Problem requirements: Return every line of the data below that includes the string "digits".

Saved data entries:
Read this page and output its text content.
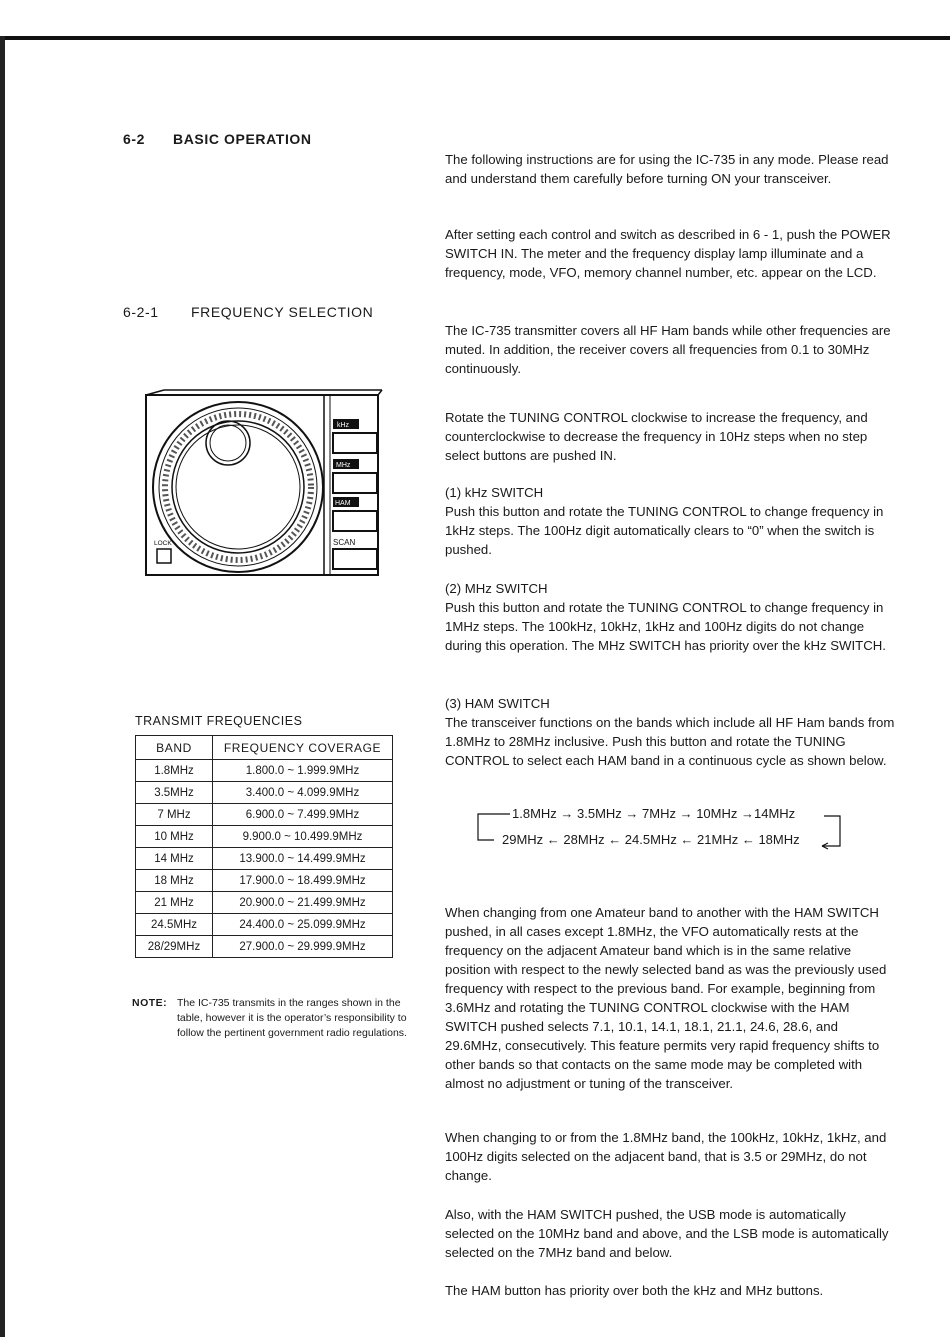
6-2 BASIC OPERATION
6-2-1 FREQUENCY SELECTION
LOCK
kHz
MHz
HAM
SCAN
TRANSMIT FREQUENCIES
BAND	FREQUENCY COVERAGE
1.8MHz	1.800.0 ~ 1.999.9MHz
3.5MHz	3.400.0 ~ 4.099.9MHz
7 MHz	6.900.0 ~ 7.499.9MHz
10 MHz	9.900.0 ~ 10.499.9MHz
14 MHz	13.900.0 ~ 14.499.9MHz
18 MHz	17.900.0 ~ 18.499.9MHz
21 MHz	20.900.0 ~ 21.499.9MHz
24.5MHz	24.400.0 ~ 25.099.9MHz
28/29MHz	27.900.0 ~ 29.999.9MHz
NOTE: The IC-735 transmits in the ranges shown in the table, however it is the operator’s responsibility to follow the pertinent government radio regulations.

The following instructions are for using the IC-735 in any mode. Please read and understand them carefully before turning ON your transceiver.

After setting each control and switch as described in 6 - 1, push the POWER SWITCH IN. The meter and the frequency display lamp illuminate and a frequency, mode, VFO, memory channel number, etc. appear on the LCD.

The IC-735 transmitter covers all HF Ham bands while other frequencies are muted. In addition, the receiver covers all frequencies from 0.1 to 30MHz continuously.

Rotate the TUNING CONTROL clockwise to increase the frequency, and counterclockwise to decrease the frequency in 10Hz steps when no step select buttons are pushed IN.

(1) kHz SWITCH

Push this button and rotate the TUNING CONTROL to change frequency in 1kHz steps. The 100Hz digit automatically clears to “0” when the switch is pushed.

(2) MHz SWITCH

Push this button and rotate the TUNING CONTROL to change frequency in 1MHz steps. The 100kHz, 10kHz, 1kHz and 100Hz digits do not change during this operation. The MHz SWITCH has priority over the kHz SWITCH.

(3) HAM SWITCH

The transceiver functions on the bands which include all HF Ham bands from 1.8MHz to 28MHz inclusive. Push this button and rotate the TUNING CONTROL to select each HAM band in a continuous cycle as shown below.

1.8MHz → 3.5MHz → 7MHz → 10MHz →14MHz
29MHz ← 28MHz ← 24.5MHz ← 21MHz ← 18MHz

When changing from one Amateur band to another with the HAM SWITCH pushed, in all cases except 1.8MHz, the VFO automatically rests at the frequency on the adjacent Amateur band which is in the same relative position with respect to the newly selected band as was the previously used frequency with respect to the previous band. For example, beginning from 3.6MHz and rotating the TUNING CONTROL clockwise with the HAM SWITCH pushed selects 7.1, 10.1, 14.1, 18.1, 21.1, 24.6, 28.6, and 29.6MHz, consecutively. This feature permits very rapid frequency shifts to other bands so that contacts on the same mode may be completed with almost no adjustment or tuning of the transceiver.

When changing to or from the 1.8MHz band, the 100kHz, 10kHz, 1kHz, and 100Hz digits selected on the adjacent band, that is 3.5 or 29MHz, do not change.

Also, with the HAM SWITCH pushed, the USB mode is automatically selected on the 10MHz band and above, and the LSB mode is automatically selected on the 7MHz band and below.

The HAM button has priority over both the kHz and MHz buttons.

Finished task:
Push this button and rotate the TUNING CONTROL to change frequency in 1MHz steps. The 100kHz, 10kHz, 1kHz and 100Hz digits do not change during this operation. The MHz SWITCH has priority over the kHz SWITCH.
When changing to or from the 1.8MHz band, the 100kHz, 10kHz, 1kHz, and 100Hz digits selected on the adjacent band, that is 3.5 or 29MHz, do not change.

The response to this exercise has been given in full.